François Role - Associate professor - Université de Paris

francois.role@u-paris.fr

import numpy as np

1. Given the matrix $A$ of a mapping, find a similar matrix $\tilde{A}$ which is easier to use

Let $A$ \begin{pmatrix} 2 & 1
1 & 2 \end{pmatrix}

be the matrix of an endomorphism $T:R^2 \rightarrow R^2$, wrt the canonical basis $C$ of $R^2$ for both the domain and codomain.

The determinant of $A - \lambda I$ is $\lambda^2 - 4 \lambda + 3 = (\lambda -1)(\lambda-3)$, so $A$ has two distinct eigenvalues $1$ and $3$.

A = np.array([[2, 1],[1, 2]])
A

array([[2, 1],
       [1, 2]])

eigenvalues, eigenvectors = np.linalg.eig(A)
print(eigenvalues)

[3. 1.]

The eigenspace of $A$ associated with $1$ is the set of vectors

\begin{pmatrix} x_1
x_2
\end{pmatrix}

such that

\begin{cases} 2 x_1 + x_2 &=x_1
x_1 + 2 x_2 &=x_2 \end{cases}

that is such that $x_1=-x_2$. The same kind of computation shows that the eigenspace associated with $3$ is the set of vectors such as $x_1=x_2$.

We can check that this indeed corresponds to the eigenvectors found by numpy.

print(eigenvectors)
print(np.array_equal (A @ eigenvectors[:,0], 3. * eigenvectors[:,0]))
print(np.array_equal (A @ eigenvectors[:,1], 1. * eigenvectors[:,1]))

[[ 0.70710678 -0.70710678]
 [ 0.70710678  0.70710678]]
True
True

Let $U = (\mathbf{u_1}, \mathbf{u_2})$ be the ordered basis of $R^2$ consisting of the eigenvectors of $A$. We choose as representatives of these eigenvectors $\mathbf{u_1}=\begin{pmatrix} 1
1
\end{pmatrix}$ and $\mathbf{u_2}=\begin{pmatrix} -1
1
\end{pmatrix}$

The matrix $\big(\begin{smallmatrix} 1 & -1
1 & 1
\end{smallmatrix}\big)$ is the representation of these basis vectors wrt the canonical basis $C$, and thus a change of basis matrix $P$ from $U$ to $C$.

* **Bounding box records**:
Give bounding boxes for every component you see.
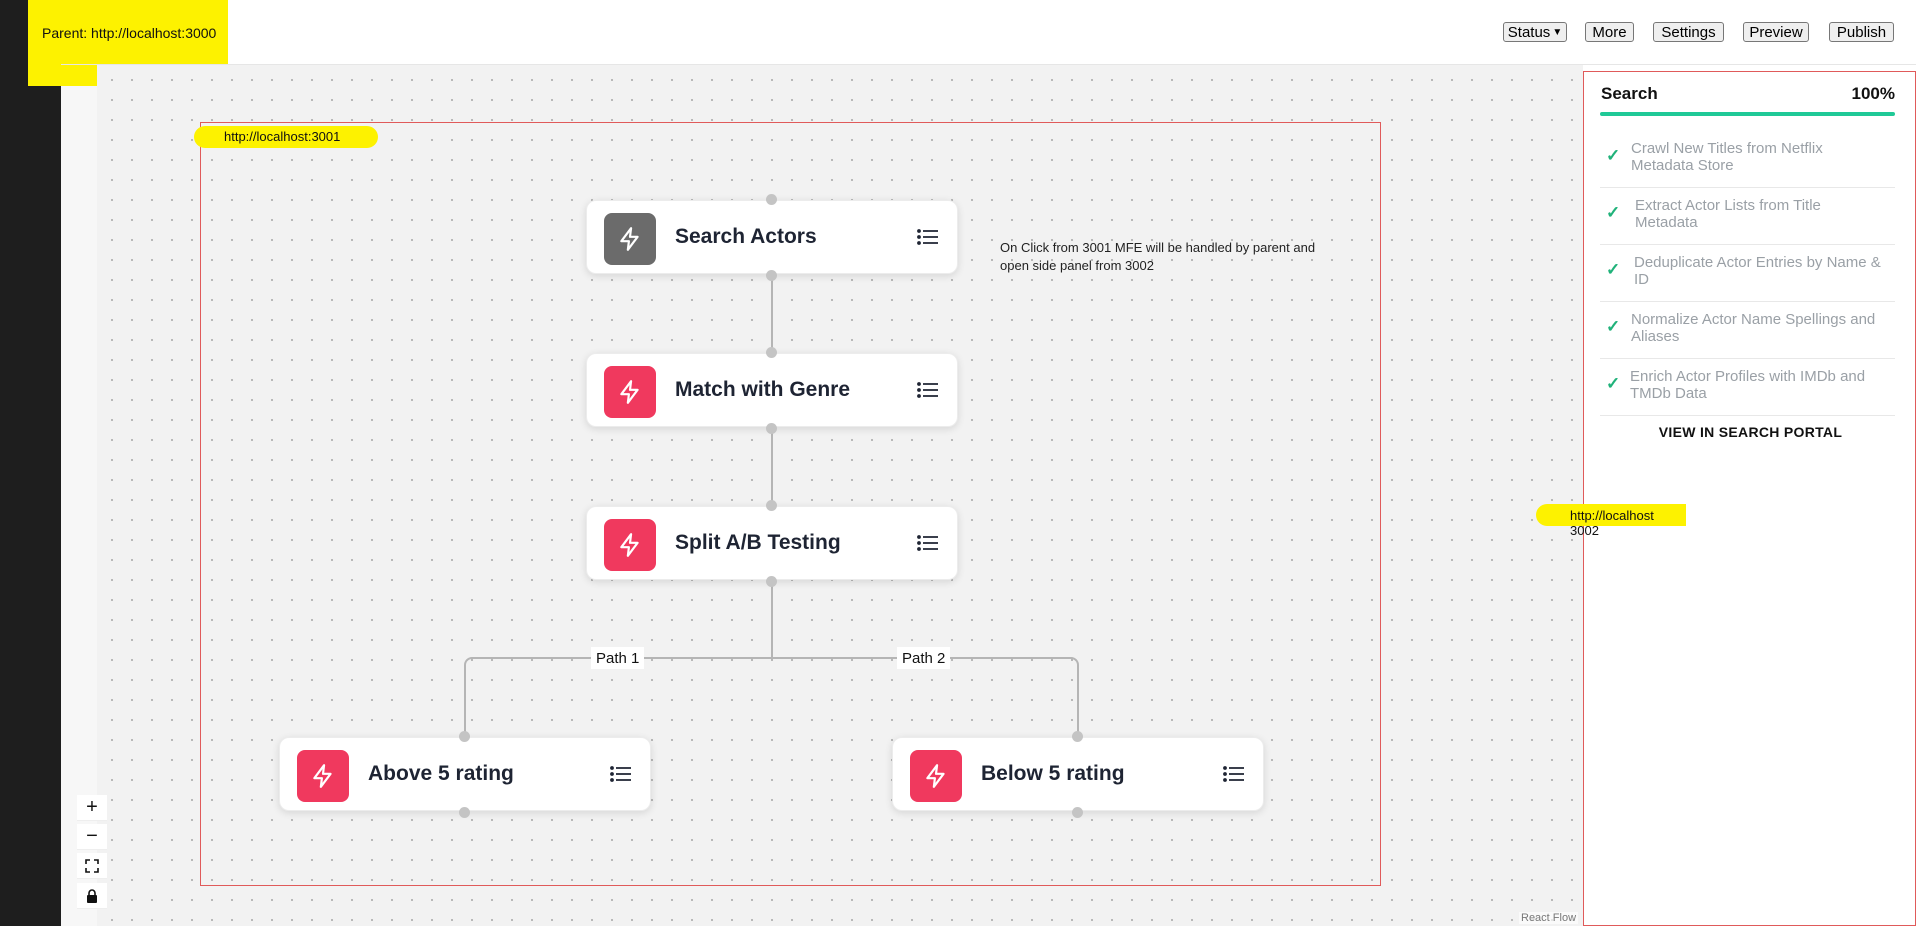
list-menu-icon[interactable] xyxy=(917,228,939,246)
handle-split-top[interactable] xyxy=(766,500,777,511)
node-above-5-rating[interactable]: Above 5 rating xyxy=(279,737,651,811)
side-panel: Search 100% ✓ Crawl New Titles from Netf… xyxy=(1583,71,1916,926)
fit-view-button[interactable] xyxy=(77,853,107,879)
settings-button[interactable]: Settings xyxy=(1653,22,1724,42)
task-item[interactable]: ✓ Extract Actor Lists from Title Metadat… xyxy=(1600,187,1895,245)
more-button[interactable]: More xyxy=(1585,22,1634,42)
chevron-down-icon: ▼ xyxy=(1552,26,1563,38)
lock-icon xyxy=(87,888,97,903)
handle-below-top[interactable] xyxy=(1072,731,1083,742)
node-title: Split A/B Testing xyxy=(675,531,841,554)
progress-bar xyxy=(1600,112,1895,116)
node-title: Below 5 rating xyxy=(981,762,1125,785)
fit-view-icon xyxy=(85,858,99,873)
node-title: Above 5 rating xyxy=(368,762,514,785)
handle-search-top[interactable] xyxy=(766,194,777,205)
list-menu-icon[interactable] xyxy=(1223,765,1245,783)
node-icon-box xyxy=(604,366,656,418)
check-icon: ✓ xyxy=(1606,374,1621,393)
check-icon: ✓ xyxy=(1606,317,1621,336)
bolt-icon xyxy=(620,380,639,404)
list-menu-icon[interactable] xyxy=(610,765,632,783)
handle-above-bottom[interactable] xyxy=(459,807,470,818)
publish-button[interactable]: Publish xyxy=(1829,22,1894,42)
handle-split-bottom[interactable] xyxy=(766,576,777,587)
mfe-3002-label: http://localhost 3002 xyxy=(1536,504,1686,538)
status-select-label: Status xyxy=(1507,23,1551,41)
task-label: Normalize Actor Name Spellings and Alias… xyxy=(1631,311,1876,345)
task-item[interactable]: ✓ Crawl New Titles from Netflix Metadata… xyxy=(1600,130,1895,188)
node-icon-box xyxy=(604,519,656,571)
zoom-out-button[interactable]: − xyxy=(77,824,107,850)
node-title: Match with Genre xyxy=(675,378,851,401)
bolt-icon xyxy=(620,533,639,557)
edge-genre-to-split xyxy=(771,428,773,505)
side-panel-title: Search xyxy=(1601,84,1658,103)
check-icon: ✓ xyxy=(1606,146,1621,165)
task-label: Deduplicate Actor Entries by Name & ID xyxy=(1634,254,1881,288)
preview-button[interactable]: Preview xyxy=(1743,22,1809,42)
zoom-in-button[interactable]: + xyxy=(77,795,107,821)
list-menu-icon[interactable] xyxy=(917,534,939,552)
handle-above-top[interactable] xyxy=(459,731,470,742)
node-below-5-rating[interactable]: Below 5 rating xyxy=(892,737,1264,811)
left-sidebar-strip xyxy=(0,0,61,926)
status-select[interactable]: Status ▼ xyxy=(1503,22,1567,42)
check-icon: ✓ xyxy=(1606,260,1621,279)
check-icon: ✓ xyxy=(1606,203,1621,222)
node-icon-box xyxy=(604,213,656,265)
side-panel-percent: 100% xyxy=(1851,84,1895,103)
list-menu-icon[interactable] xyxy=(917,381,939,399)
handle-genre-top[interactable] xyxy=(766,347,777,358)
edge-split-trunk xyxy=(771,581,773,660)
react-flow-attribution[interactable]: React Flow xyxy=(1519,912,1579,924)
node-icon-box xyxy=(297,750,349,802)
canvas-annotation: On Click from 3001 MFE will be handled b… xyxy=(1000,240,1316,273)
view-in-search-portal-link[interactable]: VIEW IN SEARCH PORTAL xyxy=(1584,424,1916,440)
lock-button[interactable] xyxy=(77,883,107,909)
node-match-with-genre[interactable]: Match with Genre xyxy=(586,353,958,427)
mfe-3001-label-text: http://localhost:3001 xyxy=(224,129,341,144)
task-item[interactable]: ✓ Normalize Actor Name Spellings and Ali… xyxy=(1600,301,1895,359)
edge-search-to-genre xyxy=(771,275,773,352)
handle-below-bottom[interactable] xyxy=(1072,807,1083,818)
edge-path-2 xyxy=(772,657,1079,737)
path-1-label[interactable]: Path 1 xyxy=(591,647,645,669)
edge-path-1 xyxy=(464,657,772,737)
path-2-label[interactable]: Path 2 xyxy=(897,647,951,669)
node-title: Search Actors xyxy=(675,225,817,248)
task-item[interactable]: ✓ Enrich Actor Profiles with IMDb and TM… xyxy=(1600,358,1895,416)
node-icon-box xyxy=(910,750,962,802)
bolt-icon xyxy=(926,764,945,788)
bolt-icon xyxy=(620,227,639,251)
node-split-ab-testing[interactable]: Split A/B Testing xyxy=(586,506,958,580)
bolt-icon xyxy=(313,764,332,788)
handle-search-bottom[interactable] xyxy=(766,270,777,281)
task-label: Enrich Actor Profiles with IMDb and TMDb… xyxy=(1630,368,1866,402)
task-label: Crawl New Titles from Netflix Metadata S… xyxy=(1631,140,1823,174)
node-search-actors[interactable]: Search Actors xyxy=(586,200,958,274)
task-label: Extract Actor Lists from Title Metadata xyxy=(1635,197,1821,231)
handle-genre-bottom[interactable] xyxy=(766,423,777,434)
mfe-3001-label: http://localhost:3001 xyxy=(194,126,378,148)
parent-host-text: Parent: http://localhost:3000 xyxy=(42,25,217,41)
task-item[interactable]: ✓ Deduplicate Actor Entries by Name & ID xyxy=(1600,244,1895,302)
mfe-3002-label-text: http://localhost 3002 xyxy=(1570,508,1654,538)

* * *

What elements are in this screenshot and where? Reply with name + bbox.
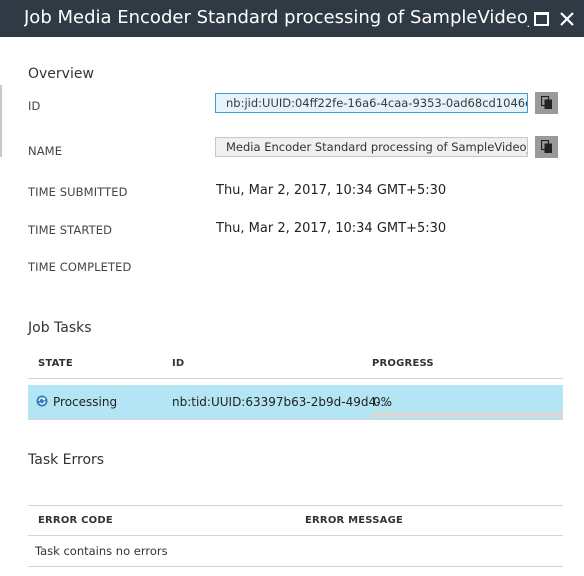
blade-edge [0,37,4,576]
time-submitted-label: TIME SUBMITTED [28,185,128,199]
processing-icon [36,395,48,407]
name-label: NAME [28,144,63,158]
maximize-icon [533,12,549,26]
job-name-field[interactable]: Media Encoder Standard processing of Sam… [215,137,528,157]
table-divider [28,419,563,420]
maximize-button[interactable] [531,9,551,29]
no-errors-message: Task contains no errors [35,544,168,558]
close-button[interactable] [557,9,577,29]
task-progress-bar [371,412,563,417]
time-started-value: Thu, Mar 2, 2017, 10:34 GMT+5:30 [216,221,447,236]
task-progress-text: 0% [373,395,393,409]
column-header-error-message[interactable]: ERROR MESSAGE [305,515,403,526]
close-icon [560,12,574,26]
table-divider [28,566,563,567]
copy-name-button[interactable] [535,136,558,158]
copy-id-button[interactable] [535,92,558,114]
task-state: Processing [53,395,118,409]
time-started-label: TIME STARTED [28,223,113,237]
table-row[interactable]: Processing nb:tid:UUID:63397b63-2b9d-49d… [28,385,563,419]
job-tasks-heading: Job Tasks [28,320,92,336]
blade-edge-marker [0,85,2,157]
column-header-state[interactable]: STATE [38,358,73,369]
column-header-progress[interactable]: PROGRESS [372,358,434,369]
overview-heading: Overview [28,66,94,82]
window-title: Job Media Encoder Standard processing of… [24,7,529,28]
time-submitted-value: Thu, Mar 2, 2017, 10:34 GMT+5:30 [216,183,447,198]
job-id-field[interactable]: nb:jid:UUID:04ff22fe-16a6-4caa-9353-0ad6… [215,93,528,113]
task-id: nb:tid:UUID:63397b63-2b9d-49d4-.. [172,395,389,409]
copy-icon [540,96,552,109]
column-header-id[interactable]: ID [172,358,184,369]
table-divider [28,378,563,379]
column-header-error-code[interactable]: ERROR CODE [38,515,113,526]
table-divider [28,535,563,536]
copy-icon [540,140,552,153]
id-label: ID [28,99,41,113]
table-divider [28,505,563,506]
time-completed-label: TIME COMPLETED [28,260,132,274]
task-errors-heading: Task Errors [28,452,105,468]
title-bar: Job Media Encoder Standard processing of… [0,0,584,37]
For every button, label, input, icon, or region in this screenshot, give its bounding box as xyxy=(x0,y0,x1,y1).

* **PROBLEMS TO SOLVE**:
• 1. Filter the records and copy each line that contains the string "Status", matching uppercase and lowercase letters exactly.
• 2. Supply the next part of the linear algebra text on eigenvalues and change of basis, starting right after its final sentence.

* **IN RESPONSE**:
• 1.
status-select-label: Status xyxy=(1507,23,1551,41)
status-select[interactable]: Status ▼ xyxy=(1503,22,1567,42)

• 2.
For a vector represented in $U$ as $\begin{pmatrix} z_1
z_2
\end{pmatrix}$ its representation $\begin{pmatrix} x_1
x_2
\end{pmatrix}$ in $C$ is obtained $\begin{pmatrix} 1 & -1
1 & 1
\end{pmatrix} \begin{pmatrix} z_1
z_2
\end{pmatrix}=\begin{pmatrix} x_1
x_2
\end{pmatrix} $ from which it can be derived that $\begin{cases} z_1 &=\frac{1}{2}(x_1 + x_2)
z_2 &=\frac{1}{2}(x_2 -x_1)
\end{cases}$

So the passage matrix from $C$ to $U$ is $\begin{pmatrix} \frac{1}{2} & \frac{1}{2}
-\frac{1}{2} &\frac{1}{2}
\end{pmatrix}$ which is $P^{-1}$.

# The two changes of basis matrices
P = np.matrix([[1, -1],[1, 1]])
P_inv = P.I
print("P : from B to C\n", P)
print("inverse of P : from C to B\n",P_inv)

P : from B to C
 [[ 1 -1]
 [ 1  1]]
inverse of P : from C to B
 [[ 0.5  0.5]
 [-0.5  0.5]]

We are now in a position to compute the transformation matrix $\tilde{A}$ of the linear mapping $T$ wrt the new basis $U$: \(\tilde{A} = P^{-1}AP\)

A = np.matrix(A)
A_tilde = P_inv @ A @ P
A_tilde

matrix([[3., 0.],
        [0., 1.]])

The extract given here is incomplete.